- _Written problem_
Of the lines in the entries, how many hold the word "peut"? Give that number alone.

Records from a data source
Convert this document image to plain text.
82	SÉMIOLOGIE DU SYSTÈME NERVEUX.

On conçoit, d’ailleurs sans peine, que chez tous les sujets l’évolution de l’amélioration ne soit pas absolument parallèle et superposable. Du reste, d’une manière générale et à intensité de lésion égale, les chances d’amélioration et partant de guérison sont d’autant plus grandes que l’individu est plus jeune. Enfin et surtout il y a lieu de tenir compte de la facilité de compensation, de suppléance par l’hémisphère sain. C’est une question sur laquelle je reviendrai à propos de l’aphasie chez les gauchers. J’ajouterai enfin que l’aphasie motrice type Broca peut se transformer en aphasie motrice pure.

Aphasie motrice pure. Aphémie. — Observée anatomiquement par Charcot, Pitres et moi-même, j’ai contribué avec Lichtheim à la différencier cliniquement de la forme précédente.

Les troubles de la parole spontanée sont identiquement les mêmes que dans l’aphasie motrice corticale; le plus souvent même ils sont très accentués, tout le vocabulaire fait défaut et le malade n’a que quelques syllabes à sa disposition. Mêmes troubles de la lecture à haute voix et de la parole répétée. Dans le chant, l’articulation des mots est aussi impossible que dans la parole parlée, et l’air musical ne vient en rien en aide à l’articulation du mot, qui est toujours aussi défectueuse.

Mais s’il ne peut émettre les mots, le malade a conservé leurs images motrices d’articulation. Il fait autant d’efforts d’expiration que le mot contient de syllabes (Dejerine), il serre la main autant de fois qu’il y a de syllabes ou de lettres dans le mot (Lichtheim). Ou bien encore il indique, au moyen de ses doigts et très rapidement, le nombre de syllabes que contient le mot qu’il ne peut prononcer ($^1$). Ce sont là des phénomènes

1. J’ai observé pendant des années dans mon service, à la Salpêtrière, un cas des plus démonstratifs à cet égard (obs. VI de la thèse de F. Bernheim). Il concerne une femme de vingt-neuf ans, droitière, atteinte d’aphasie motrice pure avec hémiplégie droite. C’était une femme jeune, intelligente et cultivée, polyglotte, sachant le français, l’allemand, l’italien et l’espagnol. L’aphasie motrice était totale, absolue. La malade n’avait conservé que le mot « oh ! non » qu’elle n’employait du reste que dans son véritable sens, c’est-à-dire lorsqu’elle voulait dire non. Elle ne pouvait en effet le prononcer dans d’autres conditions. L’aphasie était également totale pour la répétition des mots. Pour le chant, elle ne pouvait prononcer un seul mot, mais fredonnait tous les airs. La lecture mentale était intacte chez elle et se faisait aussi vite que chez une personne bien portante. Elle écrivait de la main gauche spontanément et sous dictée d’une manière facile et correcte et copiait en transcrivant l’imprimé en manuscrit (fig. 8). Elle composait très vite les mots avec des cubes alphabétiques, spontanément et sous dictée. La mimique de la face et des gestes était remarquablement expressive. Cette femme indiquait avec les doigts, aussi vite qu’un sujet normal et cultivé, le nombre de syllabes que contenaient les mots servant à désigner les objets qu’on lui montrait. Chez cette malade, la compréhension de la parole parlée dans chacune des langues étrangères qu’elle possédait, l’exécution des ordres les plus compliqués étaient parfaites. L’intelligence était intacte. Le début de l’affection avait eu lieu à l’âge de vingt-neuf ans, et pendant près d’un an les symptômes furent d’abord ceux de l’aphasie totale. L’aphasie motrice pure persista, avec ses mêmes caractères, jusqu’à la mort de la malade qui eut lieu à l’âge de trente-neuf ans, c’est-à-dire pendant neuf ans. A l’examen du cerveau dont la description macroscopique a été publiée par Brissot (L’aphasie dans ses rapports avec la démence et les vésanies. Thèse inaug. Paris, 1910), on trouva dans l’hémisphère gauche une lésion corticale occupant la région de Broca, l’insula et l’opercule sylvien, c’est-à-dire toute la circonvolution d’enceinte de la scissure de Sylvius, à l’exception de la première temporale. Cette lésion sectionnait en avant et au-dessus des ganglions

- _Correct answer_
2